### [Exercise goal]
From the listing below, pull each line that includes "nSHORT".
━━ Dataset records
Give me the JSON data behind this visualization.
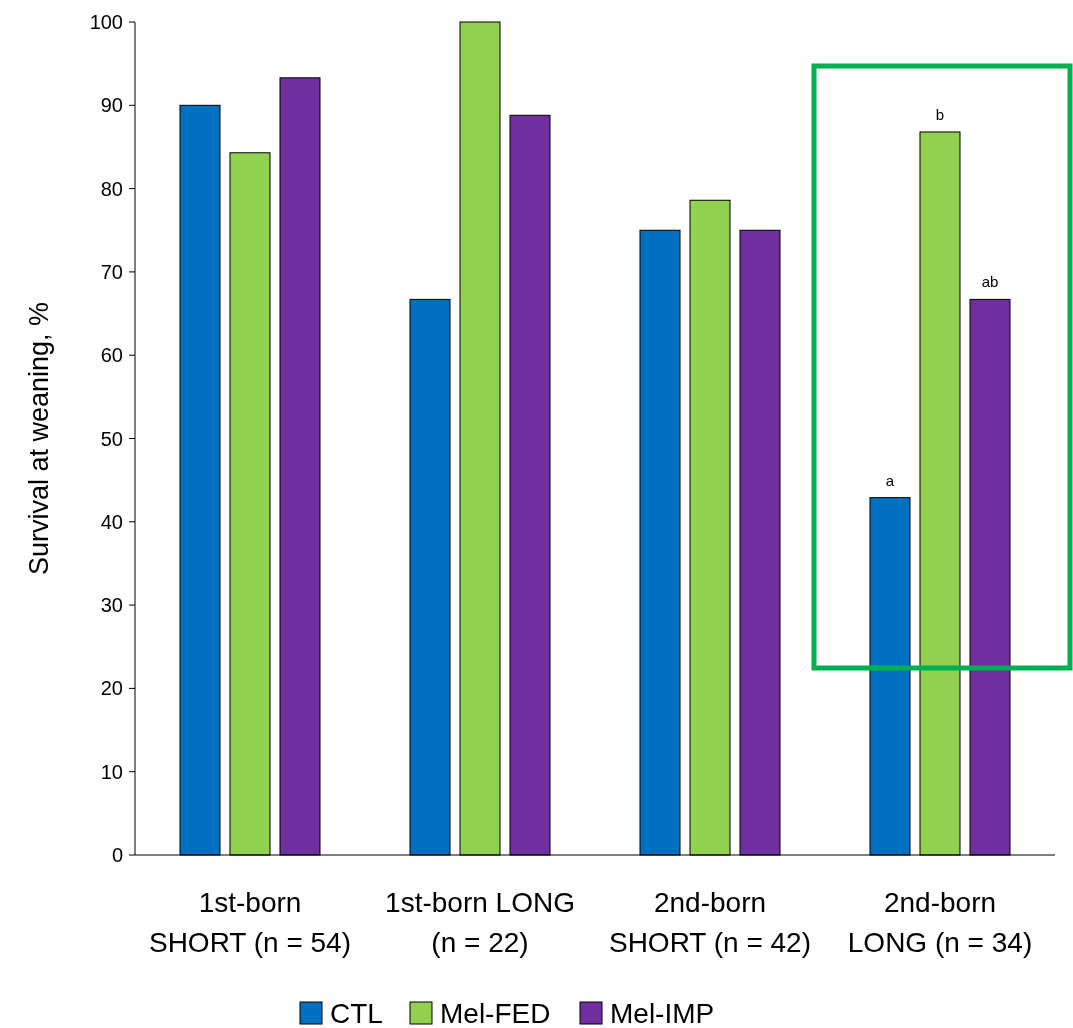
{
  "chart_data": {
    "type": "bar",
    "ylabel": "Survival at weaning, %",
    "categories": [
      "1st-born\nSHORT (n = 54)",
      "1st-born LONG\n(n = 22)",
      "2nd-born\nSHORT (n = 42)",
      "2nd-born\nLONG (n = 34)"
    ],
    "series": [
      {
        "name": "CTL",
        "color": "#0070c0",
        "values": [
          90,
          66.7,
          75,
          42.9
        ]
      },
      {
        "name": "Mel-FED",
        "color": "#92d050",
        "values": [
          84.3,
          100,
          78.6,
          86.8
        ]
      },
      {
        "name": "Mel-IMP",
        "color": "#7030a0",
        "values": [
          93.3,
          88.8,
          75,
          66.7
        ]
      }
    ],
    "ylim": [
      0,
      100
    ],
    "yticks": [
      0,
      10,
      20,
      30,
      40,
      50,
      60,
      70,
      80,
      90,
      100
    ],
    "grid": false,
    "legend": "bottom",
    "annotations": [
      "a",
      "b",
      "ab"
    ]
  }
}
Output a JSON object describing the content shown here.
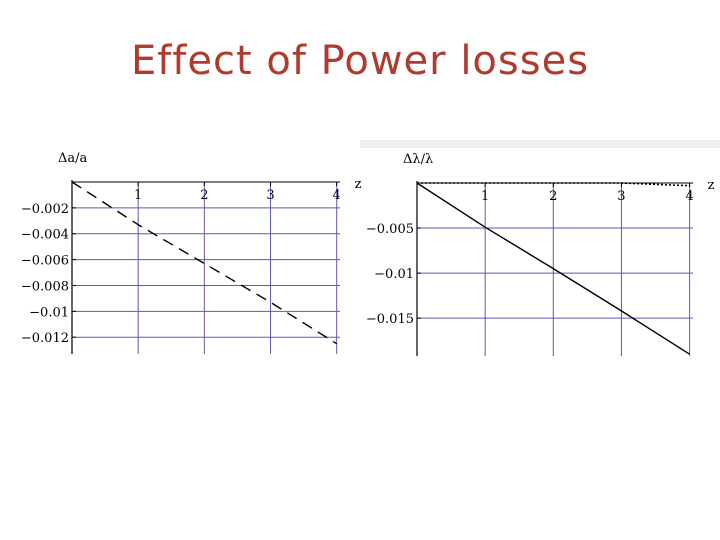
━━━━
### [The completed task]
      "1st-born\nSHORT (n = 54)",
      "2nd-born\nSHORT (n = 42)",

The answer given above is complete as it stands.